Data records
-- BEGIN --

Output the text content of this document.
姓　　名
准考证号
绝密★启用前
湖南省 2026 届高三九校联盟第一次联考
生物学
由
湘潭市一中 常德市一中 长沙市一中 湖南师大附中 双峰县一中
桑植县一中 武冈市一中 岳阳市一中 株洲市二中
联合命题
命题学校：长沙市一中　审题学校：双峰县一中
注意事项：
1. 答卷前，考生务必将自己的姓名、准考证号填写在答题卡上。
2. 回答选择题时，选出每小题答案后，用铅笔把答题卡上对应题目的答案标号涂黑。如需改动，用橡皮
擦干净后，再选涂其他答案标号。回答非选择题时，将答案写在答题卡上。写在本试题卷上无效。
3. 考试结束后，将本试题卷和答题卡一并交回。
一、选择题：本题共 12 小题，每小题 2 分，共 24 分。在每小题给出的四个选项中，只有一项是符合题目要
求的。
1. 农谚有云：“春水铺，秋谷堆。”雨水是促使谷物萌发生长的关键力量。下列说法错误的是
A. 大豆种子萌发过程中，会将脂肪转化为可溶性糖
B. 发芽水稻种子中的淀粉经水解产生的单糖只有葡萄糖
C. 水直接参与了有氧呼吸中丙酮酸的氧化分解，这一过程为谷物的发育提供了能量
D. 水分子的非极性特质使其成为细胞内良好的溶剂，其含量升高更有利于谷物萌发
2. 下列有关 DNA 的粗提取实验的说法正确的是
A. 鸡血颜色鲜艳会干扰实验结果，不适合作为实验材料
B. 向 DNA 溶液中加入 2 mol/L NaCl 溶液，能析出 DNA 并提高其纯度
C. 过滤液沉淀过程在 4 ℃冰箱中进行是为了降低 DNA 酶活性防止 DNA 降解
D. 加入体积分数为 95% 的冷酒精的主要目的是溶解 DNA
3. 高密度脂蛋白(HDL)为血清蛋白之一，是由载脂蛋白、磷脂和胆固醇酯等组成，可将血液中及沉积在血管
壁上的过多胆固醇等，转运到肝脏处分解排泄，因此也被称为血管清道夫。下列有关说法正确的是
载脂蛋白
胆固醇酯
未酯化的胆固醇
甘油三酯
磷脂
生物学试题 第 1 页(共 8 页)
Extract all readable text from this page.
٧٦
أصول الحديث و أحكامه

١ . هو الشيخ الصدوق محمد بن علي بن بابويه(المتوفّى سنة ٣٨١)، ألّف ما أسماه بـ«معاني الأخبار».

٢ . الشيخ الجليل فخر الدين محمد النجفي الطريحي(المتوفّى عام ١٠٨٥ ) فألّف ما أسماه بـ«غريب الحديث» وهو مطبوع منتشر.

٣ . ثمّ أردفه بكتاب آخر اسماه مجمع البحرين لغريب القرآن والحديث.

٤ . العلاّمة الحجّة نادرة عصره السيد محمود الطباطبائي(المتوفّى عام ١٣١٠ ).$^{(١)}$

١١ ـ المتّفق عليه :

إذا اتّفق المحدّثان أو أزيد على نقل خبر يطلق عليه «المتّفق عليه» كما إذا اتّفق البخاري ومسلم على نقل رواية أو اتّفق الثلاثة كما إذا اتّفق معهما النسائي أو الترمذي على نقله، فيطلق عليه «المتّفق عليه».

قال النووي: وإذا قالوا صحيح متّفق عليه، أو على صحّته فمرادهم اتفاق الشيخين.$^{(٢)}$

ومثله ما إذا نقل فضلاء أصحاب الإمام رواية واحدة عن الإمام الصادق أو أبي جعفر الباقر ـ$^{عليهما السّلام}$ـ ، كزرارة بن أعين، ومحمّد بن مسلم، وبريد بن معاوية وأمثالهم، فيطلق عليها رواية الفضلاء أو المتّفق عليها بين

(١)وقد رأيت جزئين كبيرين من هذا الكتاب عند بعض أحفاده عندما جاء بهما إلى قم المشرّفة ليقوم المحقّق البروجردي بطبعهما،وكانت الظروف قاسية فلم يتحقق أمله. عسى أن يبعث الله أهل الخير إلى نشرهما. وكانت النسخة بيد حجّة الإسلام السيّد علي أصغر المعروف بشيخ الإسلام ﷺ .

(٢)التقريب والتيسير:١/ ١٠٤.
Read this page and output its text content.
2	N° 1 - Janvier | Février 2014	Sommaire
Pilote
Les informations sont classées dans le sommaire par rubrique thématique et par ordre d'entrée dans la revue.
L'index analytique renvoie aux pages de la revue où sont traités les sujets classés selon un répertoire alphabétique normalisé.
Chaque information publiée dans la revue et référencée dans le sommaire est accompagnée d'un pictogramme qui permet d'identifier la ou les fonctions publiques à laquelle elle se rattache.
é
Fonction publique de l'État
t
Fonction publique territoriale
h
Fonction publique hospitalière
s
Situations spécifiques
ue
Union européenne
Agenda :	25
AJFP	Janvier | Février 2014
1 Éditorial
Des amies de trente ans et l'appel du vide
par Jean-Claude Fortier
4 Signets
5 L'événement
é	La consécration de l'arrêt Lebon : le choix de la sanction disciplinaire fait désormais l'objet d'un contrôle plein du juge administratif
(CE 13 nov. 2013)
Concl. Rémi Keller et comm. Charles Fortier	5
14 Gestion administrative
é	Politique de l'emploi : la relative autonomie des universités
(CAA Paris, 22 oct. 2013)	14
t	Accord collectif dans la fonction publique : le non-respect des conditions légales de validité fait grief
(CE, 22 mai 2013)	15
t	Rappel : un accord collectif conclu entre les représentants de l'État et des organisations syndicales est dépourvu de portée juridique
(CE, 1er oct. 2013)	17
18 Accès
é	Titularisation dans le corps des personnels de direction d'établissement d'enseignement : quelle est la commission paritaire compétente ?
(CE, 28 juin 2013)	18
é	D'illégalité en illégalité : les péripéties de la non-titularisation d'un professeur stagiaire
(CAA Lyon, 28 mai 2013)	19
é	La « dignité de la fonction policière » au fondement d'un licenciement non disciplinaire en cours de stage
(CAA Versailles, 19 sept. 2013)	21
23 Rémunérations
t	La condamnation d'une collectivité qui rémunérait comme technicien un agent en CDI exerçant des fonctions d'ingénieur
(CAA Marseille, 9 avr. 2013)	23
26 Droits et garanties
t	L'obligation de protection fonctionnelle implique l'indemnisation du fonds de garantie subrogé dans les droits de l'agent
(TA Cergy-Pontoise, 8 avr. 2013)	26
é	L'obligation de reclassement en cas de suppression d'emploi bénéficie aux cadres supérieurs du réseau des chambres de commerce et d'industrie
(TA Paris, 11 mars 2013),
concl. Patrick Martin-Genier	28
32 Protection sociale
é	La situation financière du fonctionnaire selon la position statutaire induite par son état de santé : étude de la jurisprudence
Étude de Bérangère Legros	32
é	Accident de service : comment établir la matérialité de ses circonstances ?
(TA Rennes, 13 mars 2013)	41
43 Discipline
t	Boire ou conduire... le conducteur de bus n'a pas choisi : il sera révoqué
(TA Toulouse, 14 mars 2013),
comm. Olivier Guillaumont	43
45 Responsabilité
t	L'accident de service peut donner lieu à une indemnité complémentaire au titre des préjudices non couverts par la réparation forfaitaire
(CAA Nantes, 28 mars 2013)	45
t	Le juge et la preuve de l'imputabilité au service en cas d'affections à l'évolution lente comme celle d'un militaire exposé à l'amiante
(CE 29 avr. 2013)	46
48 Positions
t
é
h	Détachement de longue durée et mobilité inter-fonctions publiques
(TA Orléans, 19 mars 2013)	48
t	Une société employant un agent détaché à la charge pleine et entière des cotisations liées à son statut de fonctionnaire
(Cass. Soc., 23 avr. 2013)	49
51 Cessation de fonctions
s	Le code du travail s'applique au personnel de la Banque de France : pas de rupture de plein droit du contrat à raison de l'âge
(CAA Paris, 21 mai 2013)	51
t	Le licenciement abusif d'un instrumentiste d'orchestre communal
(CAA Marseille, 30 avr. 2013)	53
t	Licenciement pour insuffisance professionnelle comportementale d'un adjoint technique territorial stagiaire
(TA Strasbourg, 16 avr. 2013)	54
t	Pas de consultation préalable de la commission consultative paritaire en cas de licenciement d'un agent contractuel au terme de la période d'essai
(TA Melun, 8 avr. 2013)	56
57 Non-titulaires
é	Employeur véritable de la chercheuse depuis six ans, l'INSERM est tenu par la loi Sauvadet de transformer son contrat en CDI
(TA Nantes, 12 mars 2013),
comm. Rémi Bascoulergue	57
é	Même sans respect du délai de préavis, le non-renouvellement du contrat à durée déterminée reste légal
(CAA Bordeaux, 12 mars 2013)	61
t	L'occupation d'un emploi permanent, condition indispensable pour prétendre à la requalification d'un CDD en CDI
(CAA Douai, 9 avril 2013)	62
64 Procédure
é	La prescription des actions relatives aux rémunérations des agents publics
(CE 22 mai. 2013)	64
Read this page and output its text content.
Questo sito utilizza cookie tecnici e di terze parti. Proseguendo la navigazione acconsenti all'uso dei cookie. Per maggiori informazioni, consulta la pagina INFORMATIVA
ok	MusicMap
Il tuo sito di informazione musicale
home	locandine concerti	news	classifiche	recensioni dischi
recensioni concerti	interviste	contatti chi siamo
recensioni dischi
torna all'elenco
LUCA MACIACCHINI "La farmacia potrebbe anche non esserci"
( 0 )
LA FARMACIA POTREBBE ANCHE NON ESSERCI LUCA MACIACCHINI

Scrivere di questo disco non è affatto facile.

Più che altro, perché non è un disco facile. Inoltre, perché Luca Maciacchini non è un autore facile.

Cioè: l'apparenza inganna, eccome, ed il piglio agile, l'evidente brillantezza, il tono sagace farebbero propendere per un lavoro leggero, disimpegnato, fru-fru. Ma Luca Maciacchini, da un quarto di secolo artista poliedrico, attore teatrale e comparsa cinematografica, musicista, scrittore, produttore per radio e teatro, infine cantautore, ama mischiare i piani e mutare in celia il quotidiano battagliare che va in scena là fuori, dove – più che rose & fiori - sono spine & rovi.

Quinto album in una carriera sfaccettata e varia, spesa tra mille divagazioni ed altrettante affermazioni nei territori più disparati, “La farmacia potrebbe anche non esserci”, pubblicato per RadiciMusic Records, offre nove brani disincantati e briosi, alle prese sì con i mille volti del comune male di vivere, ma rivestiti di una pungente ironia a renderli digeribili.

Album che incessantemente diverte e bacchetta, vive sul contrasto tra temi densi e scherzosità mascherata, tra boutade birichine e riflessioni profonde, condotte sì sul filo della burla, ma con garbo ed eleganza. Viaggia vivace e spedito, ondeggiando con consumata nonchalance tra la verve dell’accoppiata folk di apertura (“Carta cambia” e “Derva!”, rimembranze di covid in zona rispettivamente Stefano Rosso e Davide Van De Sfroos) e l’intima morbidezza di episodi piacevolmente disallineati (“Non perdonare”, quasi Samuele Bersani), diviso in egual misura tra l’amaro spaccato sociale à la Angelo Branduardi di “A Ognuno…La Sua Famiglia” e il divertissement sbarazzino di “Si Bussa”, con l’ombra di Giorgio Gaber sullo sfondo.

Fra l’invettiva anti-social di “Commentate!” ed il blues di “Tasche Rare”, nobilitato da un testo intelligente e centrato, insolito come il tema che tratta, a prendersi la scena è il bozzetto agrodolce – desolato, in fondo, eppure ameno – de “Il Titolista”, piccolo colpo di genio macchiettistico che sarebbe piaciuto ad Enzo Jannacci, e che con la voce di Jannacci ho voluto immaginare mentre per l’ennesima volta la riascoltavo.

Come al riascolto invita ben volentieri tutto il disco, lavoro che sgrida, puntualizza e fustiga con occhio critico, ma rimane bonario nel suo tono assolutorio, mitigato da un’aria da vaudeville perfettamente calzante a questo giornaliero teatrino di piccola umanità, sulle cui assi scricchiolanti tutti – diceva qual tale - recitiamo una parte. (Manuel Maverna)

-- END --

# Goal of the exercise
Select every line where the word "Rémi" occurs.

# Output for this exercise
Concl. Rémi Keller et comm. Charles Fortier	5
comm. Rémi Bascoulergue	57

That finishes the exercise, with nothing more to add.